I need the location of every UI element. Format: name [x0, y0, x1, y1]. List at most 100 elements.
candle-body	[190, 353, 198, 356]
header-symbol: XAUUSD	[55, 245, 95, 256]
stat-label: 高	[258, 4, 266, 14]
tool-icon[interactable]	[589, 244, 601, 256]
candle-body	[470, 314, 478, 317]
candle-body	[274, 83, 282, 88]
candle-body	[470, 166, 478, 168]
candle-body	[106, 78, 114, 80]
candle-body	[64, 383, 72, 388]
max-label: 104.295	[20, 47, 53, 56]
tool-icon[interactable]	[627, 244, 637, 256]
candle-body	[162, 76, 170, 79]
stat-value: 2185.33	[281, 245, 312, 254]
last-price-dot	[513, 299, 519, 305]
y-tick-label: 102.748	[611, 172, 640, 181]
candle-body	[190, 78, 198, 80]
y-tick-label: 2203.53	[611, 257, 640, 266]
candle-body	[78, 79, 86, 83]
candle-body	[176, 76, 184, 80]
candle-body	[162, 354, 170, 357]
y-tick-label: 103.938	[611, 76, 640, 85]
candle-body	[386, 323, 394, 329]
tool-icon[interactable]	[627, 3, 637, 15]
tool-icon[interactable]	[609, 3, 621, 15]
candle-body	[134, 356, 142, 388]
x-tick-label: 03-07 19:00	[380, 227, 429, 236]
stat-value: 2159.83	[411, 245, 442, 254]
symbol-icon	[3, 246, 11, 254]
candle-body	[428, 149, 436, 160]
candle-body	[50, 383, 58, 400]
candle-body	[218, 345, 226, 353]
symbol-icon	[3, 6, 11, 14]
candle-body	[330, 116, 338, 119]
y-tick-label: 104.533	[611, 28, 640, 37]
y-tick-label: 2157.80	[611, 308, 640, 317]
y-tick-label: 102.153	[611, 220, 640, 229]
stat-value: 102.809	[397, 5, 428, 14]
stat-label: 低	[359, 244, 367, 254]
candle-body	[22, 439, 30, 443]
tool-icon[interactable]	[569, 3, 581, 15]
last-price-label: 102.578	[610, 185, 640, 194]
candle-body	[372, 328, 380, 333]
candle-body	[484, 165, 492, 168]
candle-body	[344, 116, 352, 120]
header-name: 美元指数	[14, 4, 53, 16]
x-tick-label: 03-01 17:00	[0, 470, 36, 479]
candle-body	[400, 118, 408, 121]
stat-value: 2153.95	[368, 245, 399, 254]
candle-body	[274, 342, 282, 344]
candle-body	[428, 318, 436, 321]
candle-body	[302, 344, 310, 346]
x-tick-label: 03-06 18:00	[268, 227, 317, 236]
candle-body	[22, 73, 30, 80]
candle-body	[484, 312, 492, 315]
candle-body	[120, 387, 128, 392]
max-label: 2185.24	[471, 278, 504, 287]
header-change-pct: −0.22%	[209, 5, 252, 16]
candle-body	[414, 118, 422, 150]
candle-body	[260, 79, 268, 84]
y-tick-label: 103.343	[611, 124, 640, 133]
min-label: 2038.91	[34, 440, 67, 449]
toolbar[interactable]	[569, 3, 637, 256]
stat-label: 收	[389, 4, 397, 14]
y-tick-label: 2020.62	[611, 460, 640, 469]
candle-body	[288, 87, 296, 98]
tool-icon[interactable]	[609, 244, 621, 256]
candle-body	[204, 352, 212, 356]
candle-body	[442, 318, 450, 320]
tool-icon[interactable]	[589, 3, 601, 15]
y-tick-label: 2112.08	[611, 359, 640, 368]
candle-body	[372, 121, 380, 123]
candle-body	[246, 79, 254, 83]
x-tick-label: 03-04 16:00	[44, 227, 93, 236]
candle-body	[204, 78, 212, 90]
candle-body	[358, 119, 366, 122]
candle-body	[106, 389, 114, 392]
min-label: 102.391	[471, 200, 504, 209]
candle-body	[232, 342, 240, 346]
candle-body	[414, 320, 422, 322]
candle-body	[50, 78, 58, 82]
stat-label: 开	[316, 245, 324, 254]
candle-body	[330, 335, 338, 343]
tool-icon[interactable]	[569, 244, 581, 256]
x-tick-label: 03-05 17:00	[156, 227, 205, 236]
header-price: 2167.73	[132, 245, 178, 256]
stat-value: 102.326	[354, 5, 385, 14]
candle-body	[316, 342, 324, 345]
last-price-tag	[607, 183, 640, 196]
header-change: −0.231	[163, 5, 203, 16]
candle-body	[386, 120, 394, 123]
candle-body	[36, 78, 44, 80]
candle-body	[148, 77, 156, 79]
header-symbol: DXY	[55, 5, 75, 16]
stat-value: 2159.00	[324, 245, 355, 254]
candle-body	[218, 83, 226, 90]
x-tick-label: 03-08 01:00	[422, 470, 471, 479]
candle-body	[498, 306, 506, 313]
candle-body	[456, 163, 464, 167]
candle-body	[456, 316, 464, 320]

---

**WHAT NEEDS TO BE DONE**
Write out all the records above again, putting "position" in place of "location" and leaving everything else unchanged.

**SOLVED PROBLEM**
I need the position of every UI element. Format: name [x0, y0, x1, y1]. List at most 100 elements.
candle-body	[190, 353, 198, 356]
header-symbol: XAUUSD	[55, 245, 95, 256]
stat-label: 高	[258, 4, 266, 14]
tool-icon[interactable]	[589, 244, 601, 256]
candle-body	[470, 314, 478, 317]
candle-body	[274, 83, 282, 88]
candle-body	[470, 166, 478, 168]
candle-body	[106, 78, 114, 80]
candle-body	[64, 383, 72, 388]
max-label: 104.295	[20, 47, 53, 56]
tool-icon[interactable]	[627, 244, 637, 256]
candle-body	[162, 76, 170, 79]
stat-value: 2185.33	[281, 245, 312, 254]
last-price-dot	[513, 299, 519, 305]
y-tick-label: 102.748	[611, 172, 640, 181]
candle-body	[190, 78, 198, 80]
y-tick-label: 2203.53	[611, 257, 640, 266]
candle-body	[78, 79, 86, 83]
candle-body	[176, 76, 184, 80]
candle-body	[162, 354, 170, 357]
y-tick-label: 103.938	[611, 76, 640, 85]
candle-body	[386, 323, 394, 329]
tool-icon[interactable]	[627, 3, 637, 15]
tool-icon[interactable]	[609, 3, 621, 15]
candle-body	[134, 356, 142, 388]
x-tick-label: 03-07 19:00	[380, 227, 429, 236]
stat-value: 2159.83	[411, 245, 442, 254]
symbol-icon	[3, 246, 11, 254]
candle-body	[428, 149, 436, 160]
candle-body	[50, 383, 58, 400]
candle-body	[218, 345, 226, 353]
symbol-icon	[3, 6, 11, 14]
candle-body	[330, 116, 338, 119]
y-tick-label: 104.533	[611, 28, 640, 37]
y-tick-label: 2157.80	[611, 308, 640, 317]
y-tick-label: 102.153	[611, 220, 640, 229]
stat-value: 102.809	[397, 5, 428, 14]
stat-label: 低	[359, 244, 367, 254]
candle-body	[22, 439, 30, 443]
tool-icon[interactable]	[569, 3, 581, 15]
last-price-label: 102.578	[610, 185, 640, 194]
candle-body	[372, 328, 380, 333]
candle-body	[484, 165, 492, 168]
candle-body	[344, 116, 352, 120]
header-name: 美元指数	[14, 4, 53, 16]
x-tick-label: 03-01 17:00	[0, 470, 36, 479]
candle-body	[400, 118, 408, 121]
stat-value: 2153.95	[368, 245, 399, 254]
candle-body	[274, 342, 282, 344]
candle-body	[428, 318, 436, 321]
candle-body	[302, 344, 310, 346]
x-tick-label: 03-06 18:00	[268, 227, 317, 236]
candle-body	[22, 73, 30, 80]
candle-body	[484, 312, 492, 315]
candle-body	[120, 387, 128, 392]
max-label: 2185.24	[471, 278, 504, 287]
header-change-pct: −0.22%	[209, 5, 252, 16]
candle-body	[414, 118, 422, 150]
candle-body	[260, 79, 268, 84]
y-tick-label: 103.343	[611, 124, 640, 133]
min-label: 2038.91	[34, 440, 67, 449]
toolbar[interactable]	[569, 3, 637, 256]
stat-label: 收	[389, 4, 397, 14]
y-tick-label: 2020.62	[611, 460, 640, 469]
candle-body	[288, 87, 296, 98]
tool-icon[interactable]	[609, 244, 621, 256]
candle-body	[204, 352, 212, 356]
candle-body	[442, 318, 450, 320]
tool-icon[interactable]	[589, 3, 601, 15]
y-tick-label: 2112.08	[611, 359, 640, 368]
candle-body	[372, 121, 380, 123]
candle-body	[246, 79, 254, 83]
x-tick-label: 03-04 16:00	[44, 227, 93, 236]
candle-body	[204, 78, 212, 90]
candle-body	[358, 119, 366, 122]
candle-body	[106, 389, 114, 392]
min-label: 102.391	[471, 200, 504, 209]
candle-body	[232, 342, 240, 346]
candle-body	[414, 320, 422, 322]
candle-body	[50, 78, 58, 82]
stat-label: 开	[316, 245, 324, 254]
candle-body	[330, 335, 338, 343]
tool-icon[interactable]	[569, 244, 581, 256]
x-tick-label: 03-05 17:00	[156, 227, 205, 236]
header-price: 2167.73	[132, 245, 178, 256]
stat-value: 102.326	[354, 5, 385, 14]
candle-body	[316, 342, 324, 345]
last-price-tag	[607, 183, 640, 196]
header-change: −0.231	[163, 5, 203, 16]
candle-body	[386, 120, 394, 123]
candle-body	[36, 78, 44, 80]
candle-body	[148, 77, 156, 79]
header-symbol: DXY	[55, 5, 75, 16]
stat-value: 2159.00	[324, 245, 355, 254]
candle-body	[218, 83, 226, 90]
x-tick-label: 03-08 01:00	[422, 470, 471, 479]
candle-body	[498, 306, 506, 313]
candle-body	[456, 163, 464, 167]
candle-body	[456, 316, 464, 320]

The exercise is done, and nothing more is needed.